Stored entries

* BEGIN *

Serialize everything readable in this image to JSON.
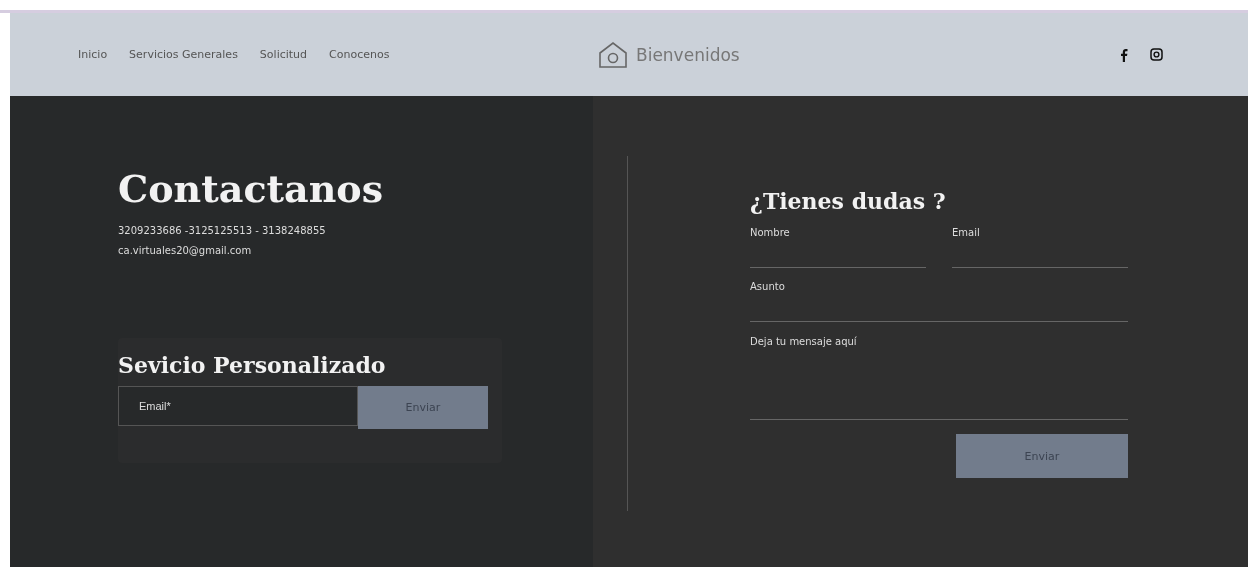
{
  "nav": {
    "links": [
      {
        "label": "Inicio"
      },
      {
        "label": "Servicios Generales"
      },
      {
        "label": "Solicitud"
      },
      {
        "label": "Conocenos"
      }
    ],
    "brand": "Bienvenidos"
  },
  "contact": {
    "title": "Contactanos",
    "phones": "3209233686 -3125125513 - 3138248855",
    "email": "ca.virtuales20@gmail.com"
  },
  "subscribe": {
    "title": "Sevicio Personalizado",
    "placeholder": "Email*",
    "button": "Enviar"
  },
  "form": {
    "title": "¿Tienes dudas ?",
    "fields": [
      {
        "placeholder": "Nombre",
        "kind": "half"
      },
      {
        "placeholder": "Email",
        "kind": "half"
      },
      {
        "placeholder": "Asunto",
        "kind": "full"
      },
      {
        "placeholder": "Deja tu mensaje aquí",
        "kind": "area"
      }
    ],
    "button": "Enviar"
  }
}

* END *

• _WRITTEN REQUEST_
Print out the whole of the material word for word, without pictures.

• _RESULT_
Serialize everything readable in this image to JSON.
{
  "nav": {
    "links": [
      {
        "label": "Inicio"
      },
      {
        "label": "Servicios Generales"
      },
      {
        "label": "Solicitud"
      },
      {
        "label": "Conocenos"
      }
    ],
    "brand": "Bienvenidos"
  },
  "contact": {
    "title": "Contactanos",
    "phones": "3209233686 -3125125513 - 3138248855",
    "email": "ca.virtuales20@gmail.com"
  },
  "subscribe": {
    "title": "Sevicio Personalizado",
    "placeholder": "Email*",
    "button": "Enviar"
  },
  "form": {
    "title": "¿Tienes dudas ?",
    "fields": [
      {
        "placeholder": "Nombre",
        "kind": "half"
      },
      {
        "placeholder": "Email",
        "kind": "half"
      },
      {
        "placeholder": "Asunto",
        "kind": "full"
      },
      {
        "placeholder": "Deja tu mensaje aquí",
        "kind": "area"
      }
    ],
    "button": "Enviar"
  }
}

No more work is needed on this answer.